§ **GIVEN INSTRUCTION**:
Transcribe every line exactly and omit anything that is a picture.

§ **DATA FOR THIS TASK**:
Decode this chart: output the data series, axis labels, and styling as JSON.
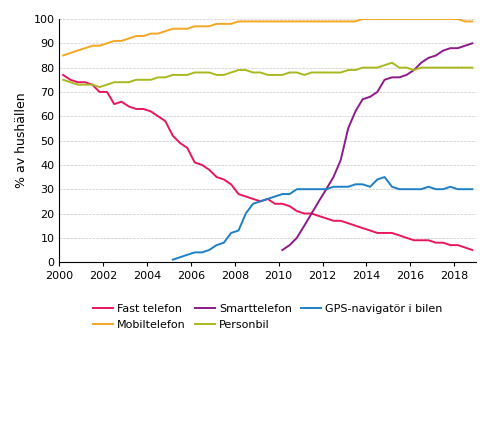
{
  "title": "",
  "ylabel": "% av hushällen",
  "xlim": [
    2000,
    2019
  ],
  "ylim": [
    0,
    100
  ],
  "yticks": [
    0,
    10,
    20,
    30,
    40,
    50,
    60,
    70,
    80,
    90,
    100
  ],
  "xticks": [
    2000,
    2002,
    2004,
    2006,
    2008,
    2010,
    2012,
    2014,
    2016,
    2018
  ],
  "fast_telefon": {
    "label": "Fast telefon",
    "color": "#e8175d",
    "x": [
      2000.17,
      2000.5,
      2000.83,
      2001.17,
      2001.5,
      2001.83,
      2002.17,
      2002.5,
      2002.83,
      2003.17,
      2003.5,
      2003.83,
      2004.17,
      2004.5,
      2004.83,
      2005.17,
      2005.5,
      2005.83,
      2006.17,
      2006.5,
      2006.83,
      2007.17,
      2007.5,
      2007.83,
      2008.17,
      2008.5,
      2008.83,
      2009.17,
      2009.5,
      2009.83,
      2010.17,
      2010.5,
      2010.83,
      2011.17,
      2011.5,
      2011.83,
      2012.17,
      2012.5,
      2012.83,
      2013.17,
      2013.5,
      2013.83,
      2014.17,
      2014.5,
      2014.83,
      2015.17,
      2015.5,
      2015.83,
      2016.17,
      2016.5,
      2016.83,
      2017.17,
      2017.5,
      2017.83,
      2018.17,
      2018.5,
      2018.83
    ],
    "y": [
      77,
      75,
      74,
      74,
      73,
      70,
      70,
      65,
      66,
      64,
      63,
      63,
      62,
      60,
      58,
      52,
      49,
      47,
      41,
      40,
      38,
      35,
      34,
      32,
      28,
      27,
      26,
      25,
      26,
      24,
      24,
      23,
      21,
      20,
      20,
      19,
      18,
      17,
      17,
      16,
      15,
      14,
      13,
      12,
      12,
      12,
      11,
      10,
      9,
      9,
      9,
      8,
      8,
      7,
      7,
      6,
      5
    ]
  },
  "mobiltelefon": {
    "label": "Mobiltelefon",
    "color": "#f5a623",
    "x": [
      2000.17,
      2000.5,
      2000.83,
      2001.17,
      2001.5,
      2001.83,
      2002.17,
      2002.5,
      2002.83,
      2003.17,
      2003.5,
      2003.83,
      2004.17,
      2004.5,
      2004.83,
      2005.17,
      2005.5,
      2005.83,
      2006.17,
      2006.5,
      2006.83,
      2007.17,
      2007.5,
      2007.83,
      2008.17,
      2008.5,
      2008.83,
      2009.17,
      2009.5,
      2009.83,
      2010.17,
      2010.5,
      2010.83,
      2011.17,
      2011.5,
      2011.83,
      2012.17,
      2012.5,
      2012.83,
      2013.17,
      2013.5,
      2013.83,
      2014.17,
      2014.5,
      2014.83,
      2015.17,
      2015.5,
      2015.83,
      2016.17,
      2016.5,
      2016.83,
      2017.17,
      2017.5,
      2017.83,
      2018.17,
      2018.5,
      2018.83
    ],
    "y": [
      85,
      86,
      87,
      88,
      89,
      89,
      90,
      91,
      91,
      92,
      93,
      93,
      94,
      94,
      95,
      96,
      96,
      96,
      97,
      97,
      97,
      98,
      98,
      98,
      99,
      99,
      99,
      99,
      99,
      99,
      99,
      99,
      99,
      99,
      99,
      99,
      99,
      99,
      99,
      99,
      99,
      100,
      100,
      100,
      100,
      100,
      100,
      100,
      100,
      100,
      100,
      100,
      100,
      100,
      100,
      99,
      99
    ]
  },
  "smarttelefon": {
    "label": "Smarttelefon",
    "color": "#8b1a8b",
    "x": [
      2010.17,
      2010.5,
      2010.83,
      2011.17,
      2011.5,
      2011.83,
      2012.17,
      2012.5,
      2012.83,
      2013.17,
      2013.5,
      2013.83,
      2014.17,
      2014.5,
      2014.83,
      2015.17,
      2015.5,
      2015.83,
      2016.17,
      2016.5,
      2016.83,
      2017.17,
      2017.5,
      2017.83,
      2018.17,
      2018.5,
      2018.83
    ],
    "y": [
      5,
      7,
      10,
      15,
      20,
      25,
      30,
      35,
      42,
      55,
      62,
      67,
      68,
      70,
      75,
      76,
      76,
      77,
      79,
      82,
      84,
      85,
      87,
      88,
      88,
      89,
      90
    ]
  },
  "personbil": {
    "label": "Personbil",
    "color": "#aab820",
    "x": [
      2000.17,
      2000.5,
      2000.83,
      2001.17,
      2001.5,
      2001.83,
      2002.17,
      2002.5,
      2002.83,
      2003.17,
      2003.5,
      2003.83,
      2004.17,
      2004.5,
      2004.83,
      2005.17,
      2005.5,
      2005.83,
      2006.17,
      2006.5,
      2006.83,
      2007.17,
      2007.5,
      2007.83,
      2008.17,
      2008.5,
      2008.83,
      2009.17,
      2009.5,
      2009.83,
      2010.17,
      2010.5,
      2010.83,
      2011.17,
      2011.5,
      2011.83,
      2012.17,
      2012.5,
      2012.83,
      2013.17,
      2013.5,
      2013.83,
      2014.17,
      2014.5,
      2014.83,
      2015.17,
      2015.5,
      2015.83,
      2016.17,
      2016.5,
      2016.83,
      2017.17,
      2017.5,
      2017.83,
      2018.17,
      2018.5,
      2018.83
    ],
    "y": [
      75,
      74,
      73,
      73,
      73,
      72,
      73,
      74,
      74,
      74,
      75,
      75,
      75,
      76,
      76,
      77,
      77,
      77,
      78,
      78,
      78,
      77,
      77,
      78,
      79,
      79,
      78,
      78,
      77,
      77,
      77,
      78,
      78,
      77,
      78,
      78,
      78,
      78,
      78,
      79,
      79,
      80,
      80,
      80,
      81,
      82,
      80,
      80,
      79,
      80,
      80,
      80,
      80,
      80,
      80,
      80,
      80
    ]
  },
  "gps": {
    "label": "GPS-navigatör i bilen",
    "color": "#1e7fc7",
    "x": [
      2005.17,
      2005.5,
      2005.83,
      2006.17,
      2006.5,
      2006.83,
      2007.17,
      2007.5,
      2007.83,
      2008.17,
      2008.5,
      2008.83,
      2009.17,
      2009.5,
      2009.83,
      2010.17,
      2010.5,
      2010.83,
      2011.17,
      2011.5,
      2011.83,
      2012.17,
      2012.5,
      2012.83,
      2013.17,
      2013.5,
      2013.83,
      2014.17,
      2014.5,
      2014.83,
      2015.17,
      2015.5,
      2015.83,
      2016.17,
      2016.5,
      2016.83,
      2017.17,
      2017.5,
      2017.83,
      2018.17,
      2018.5,
      2018.83
    ],
    "y": [
      1,
      2,
      3,
      4,
      4,
      5,
      7,
      8,
      12,
      13,
      20,
      24,
      25,
      26,
      27,
      28,
      28,
      30,
      30,
      30,
      30,
      30,
      31,
      31,
      31,
      32,
      32,
      31,
      34,
      35,
      31,
      30,
      30,
      30,
      30,
      31,
      30,
      30,
      31,
      30,
      30,
      30
    ]
  },
  "background_color": "#ffffff",
  "grid_color": "#c8c8c8",
  "linewidth": 1.4,
  "legend_order": [
    0,
    1,
    2,
    3,
    4
  ],
  "legend_labels": [
    "Fast telefon",
    "Mobiltelefon",
    "Smarttelefon",
    "Personbil",
    "GPS-navigatör i bilen"
  ]
}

§ **RIGHT ANSWER**:
Decode this chart: output the data series, axis labels, and styling as JSON.
{
  "title": "",
  "ylabel": "% av hushällen",
  "xlim": [
    2000,
    2019
  ],
  "ylim": [
    0,
    100
  ],
  "yticks": [
    0,
    10,
    20,
    30,
    40,
    50,
    60,
    70,
    80,
    90,
    100
  ],
  "xticks": [
    2000,
    2002,
    2004,
    2006,
    2008,
    2010,
    2012,
    2014,
    2016,
    2018
  ],
  "fast_telefon": {
    "label": "Fast telefon",
    "color": "#e8175d",
    "x": [
      2000.17,
      2000.5,
      2000.83,
      2001.17,
      2001.5,
      2001.83,
      2002.17,
      2002.5,
      2002.83,
      2003.17,
      2003.5,
      2003.83,
      2004.17,
      2004.5,
      2004.83,
      2005.17,
      2005.5,
      2005.83,
      2006.17,
      2006.5,
      2006.83,
      2007.17,
      2007.5,
      2007.83,
      2008.17,
      2008.5,
      2008.83,
      2009.17,
      2009.5,
      2009.83,
      2010.17,
      2010.5,
      2010.83,
      2011.17,
      2011.5,
      2011.83,
      2012.17,
      2012.5,
      2012.83,
      2013.17,
      2013.5,
      2013.83,
      2014.17,
      2014.5,
      2014.83,
      2015.17,
      2015.5,
      2015.83,
      2016.17,
      2016.5,
      2016.83,
      2017.17,
      2017.5,
      2017.83,
      2018.17,
      2018.5,
      2018.83
    ],
    "y": [
      77,
      75,
      74,
      74,
      73,
      70,
      70,
      65,
      66,
      64,
      63,
      63,
      62,
      60,
      58,
      52,
      49,
      47,
      41,
      40,
      38,
      35,
      34,
      32,
      28,
      27,
      26,
      25,
      26,
      24,
      24,
      23,
      21,
      20,
      20,
      19,
      18,
      17,
      17,
      16,
      15,
      14,
      13,
      12,
      12,
      12,
      11,
      10,
      9,
      9,
      9,
      8,
      8,
      7,
      7,
      6,
      5
    ]
  },
  "mobiltelefon": {
    "label": "Mobiltelefon",
    "color": "#f5a623",
    "x": [
      2000.17,
      2000.5,
      2000.83,
      2001.17,
      2001.5,
      2001.83,
      2002.17,
      2002.5,
      2002.83,
      2003.17,
      2003.5,
      2003.83,
      2004.17,
      2004.5,
      2004.83,
      2005.17,
      2005.5,
      2005.83,
      2006.17,
      2006.5,
      2006.83,
      2007.17,
      2007.5,
      2007.83,
      2008.17,
      2008.5,
      2008.83,
      2009.17,
      2009.5,
      2009.83,
      2010.17,
      2010.5,
      2010.83,
      2011.17,
      2011.5,
      2011.83,
      2012.17,
      2012.5,
      2012.83,
      2013.17,
      2013.5,
      2013.83,
      2014.17,
      2014.5,
      2014.83,
      2015.17,
      2015.5,
      2015.83,
      2016.17,
      2016.5,
      2016.83,
      2017.17,
      2017.5,
      2017.83,
      2018.17,
      2018.5,
      2018.83
    ],
    "y": [
      85,
      86,
      87,
      88,
      89,
      89,
      90,
      91,
      91,
      92,
      93,
      93,
      94,
      94,
      95,
      96,
      96,
      96,
      97,
      97,
      97,
      98,
      98,
      98,
      99,
      99,
      99,
      99,
      99,
      99,
      99,
      99,
      99,
      99,
      99,
      99,
      99,
      99,
      99,
      99,
      99,
      100,
      100,
      100,
      100,
      100,
      100,
      100,
      100,
      100,
      100,
      100,
      100,
      100,
      100,
      99,
      99
    ]
  },
  "smarttelefon": {
    "label": "Smarttelefon",
    "color": "#8b1a8b",
    "x": [
      2010.17,
      2010.5,
      2010.83,
      2011.17,
      2011.5,
      2011.83,
      2012.17,
      2012.5,
      2012.83,
      2013.17,
      2013.5,
      2013.83,
      2014.17,
      2014.5,
      2014.83,
      2015.17,
      2015.5,
      2015.83,
      2016.17,
      2016.5,
      2016.83,
      2017.17,
      2017.5,
      2017.83,
      2018.17,
      2018.5,
      2018.83
    ],
    "y": [
      5,
      7,
      10,
      15,
      20,
      25,
      30,
      35,
      42,
      55,
      62,
      67,
      68,
      70,
      75,
      76,
      76,
      77,
      79,
      82,
      84,
      85,
      87,
      88,
      88,
      89,
      90
    ]
  },
  "personbil": {
    "label": "Personbil",
    "color": "#aab820",
    "x": [
      2000.17,
      2000.5,
      2000.83,
      2001.17,
      2001.5,
      2001.83,
      2002.17,
      2002.5,
      2002.83,
      2003.17,
      2003.5,
      2003.83,
      2004.17,
      2004.5,
      2004.83,
      2005.17,
      2005.5,
      2005.83,
      2006.17,
      2006.5,
      2006.83,
      2007.17,
      2007.5,
      2007.83,
      2008.17,
      2008.5,
      2008.83,
      2009.17,
      2009.5,
      2009.83,
      2010.17,
      2010.5,
      2010.83,
      2011.17,
      2011.5,
      2011.83,
      2012.17,
      2012.5,
      2012.83,
      2013.17,
      2013.5,
      2013.83,
      2014.17,
      2014.5,
      2014.83,
      2015.17,
      2015.5,
      2015.83,
      2016.17,
      2016.5,
      2016.83,
      2017.17,
      2017.5,
      2017.83,
      2018.17,
      2018.5,
      2018.83
    ],
    "y": [
      75,
      74,
      73,
      73,
      73,
      72,
      73,
      74,
      74,
      74,
      75,
      75,
      75,
      76,
      76,
      77,
      77,
      77,
      78,
      78,
      78,
      77,
      77,
      78,
      79,
      79,
      78,
      78,
      77,
      77,
      77,
      78,
      78,
      77,
      78,
      78,
      78,
      78,
      78,
      79,
      79,
      80,
      80,
      80,
      81,
      82,
      80,
      80,
      79,
      80,
      80,
      80,
      80,
      80,
      80,
      80,
      80
    ]
  },
  "gps": {
    "label": "GPS-navigatör i bilen",
    "color": "#1e7fc7",
    "x": [
      2005.17,
      2005.5,
      2005.83,
      2006.17,
      2006.5,
      2006.83,
      2007.17,
      2007.5,
      2007.83,
      2008.17,
      2008.5,
      2008.83,
      2009.17,
      2009.5,
      2009.83,
      2010.17,
      2010.5,
      2010.83,
      2011.17,
      2011.5,
      2011.83,
      2012.17,
      2012.5,
      2012.83,
      2013.17,
      2013.5,
      2013.83,
      2014.17,
      2014.5,
      2014.83,
      2015.17,
      2015.5,
      2015.83,
      2016.17,
      2016.5,
      2016.83,
      2017.17,
      2017.5,
      2017.83,
      2018.17,
      2018.5,
      2018.83
    ],
    "y": [
      1,
      2,
      3,
      4,
      4,
      5,
      7,
      8,
      12,
      13,
      20,
      24,
      25,
      26,
      27,
      28,
      28,
      30,
      30,
      30,
      30,
      30,
      31,
      31,
      31,
      32,
      32,
      31,
      34,
      35,
      31,
      30,
      30,
      30,
      30,
      31,
      30,
      30,
      31,
      30,
      30,
      30
    ]
  },
  "background_color": "#ffffff",
  "grid_color": "#c8c8c8",
  "linewidth": 1.4,
  "legend_order": [
    0,
    1,
    2,
    3,
    4
  ],
  "legend_labels": [
    "Fast telefon",
    "Mobiltelefon",
    "Smarttelefon",
    "Personbil",
    "GPS-navigatör i bilen"
  ]
}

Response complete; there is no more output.